— Start of Data provided —

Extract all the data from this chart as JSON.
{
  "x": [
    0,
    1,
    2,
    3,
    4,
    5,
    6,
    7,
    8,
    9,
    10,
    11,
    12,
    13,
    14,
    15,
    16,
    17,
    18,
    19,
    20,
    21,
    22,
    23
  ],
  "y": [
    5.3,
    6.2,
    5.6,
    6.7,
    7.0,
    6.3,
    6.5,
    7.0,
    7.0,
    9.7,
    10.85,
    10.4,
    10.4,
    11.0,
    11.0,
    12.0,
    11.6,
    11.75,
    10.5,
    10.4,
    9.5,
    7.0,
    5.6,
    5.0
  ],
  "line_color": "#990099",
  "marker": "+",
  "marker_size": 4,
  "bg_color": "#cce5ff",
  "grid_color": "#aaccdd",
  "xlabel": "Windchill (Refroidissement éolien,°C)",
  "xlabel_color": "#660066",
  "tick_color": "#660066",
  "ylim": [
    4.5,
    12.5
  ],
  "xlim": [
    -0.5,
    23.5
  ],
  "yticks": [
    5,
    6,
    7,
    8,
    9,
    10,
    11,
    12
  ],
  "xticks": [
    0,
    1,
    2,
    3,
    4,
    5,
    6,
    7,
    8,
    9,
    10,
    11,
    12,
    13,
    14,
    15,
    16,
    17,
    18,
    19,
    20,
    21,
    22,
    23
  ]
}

— End of Data provided —

* **Required task**: All of the records must be repeated exactly.

* **Answer**:
Extract all the data from this chart as JSON.
{
  "x": [
    0,
    1,
    2,
    3,
    4,
    5,
    6,
    7,
    8,
    9,
    10,
    11,
    12,
    13,
    14,
    15,
    16,
    17,
    18,
    19,
    20,
    21,
    22,
    23
  ],
  "y": [
    5.3,
    6.2,
    5.6,
    6.7,
    7.0,
    6.3,
    6.5,
    7.0,
    7.0,
    9.7,
    10.85,
    10.4,
    10.4,
    11.0,
    11.0,
    12.0,
    11.6,
    11.75,
    10.5,
    10.4,
    9.5,
    7.0,
    5.6,
    5.0
  ],
  "line_color": "#990099",
  "marker": "+",
  "marker_size": 4,
  "bg_color": "#cce5ff",
  "grid_color": "#aaccdd",
  "xlabel": "Windchill (Refroidissement éolien,°C)",
  "xlabel_color": "#660066",
  "tick_color": "#660066",
  "ylim": [
    4.5,
    12.5
  ],
  "xlim": [
    -0.5,
    23.5
  ],
  "yticks": [
    5,
    6,
    7,
    8,
    9,
    10,
    11,
    12
  ],
  "xticks": [
    0,
    1,
    2,
    3,
    4,
    5,
    6,
    7,
    8,
    9,
    10,
    11,
    12,
    13,
    14,
    15,
    16,
    17,
    18,
    19,
    20,
    21,
    22,
    23
  ]
}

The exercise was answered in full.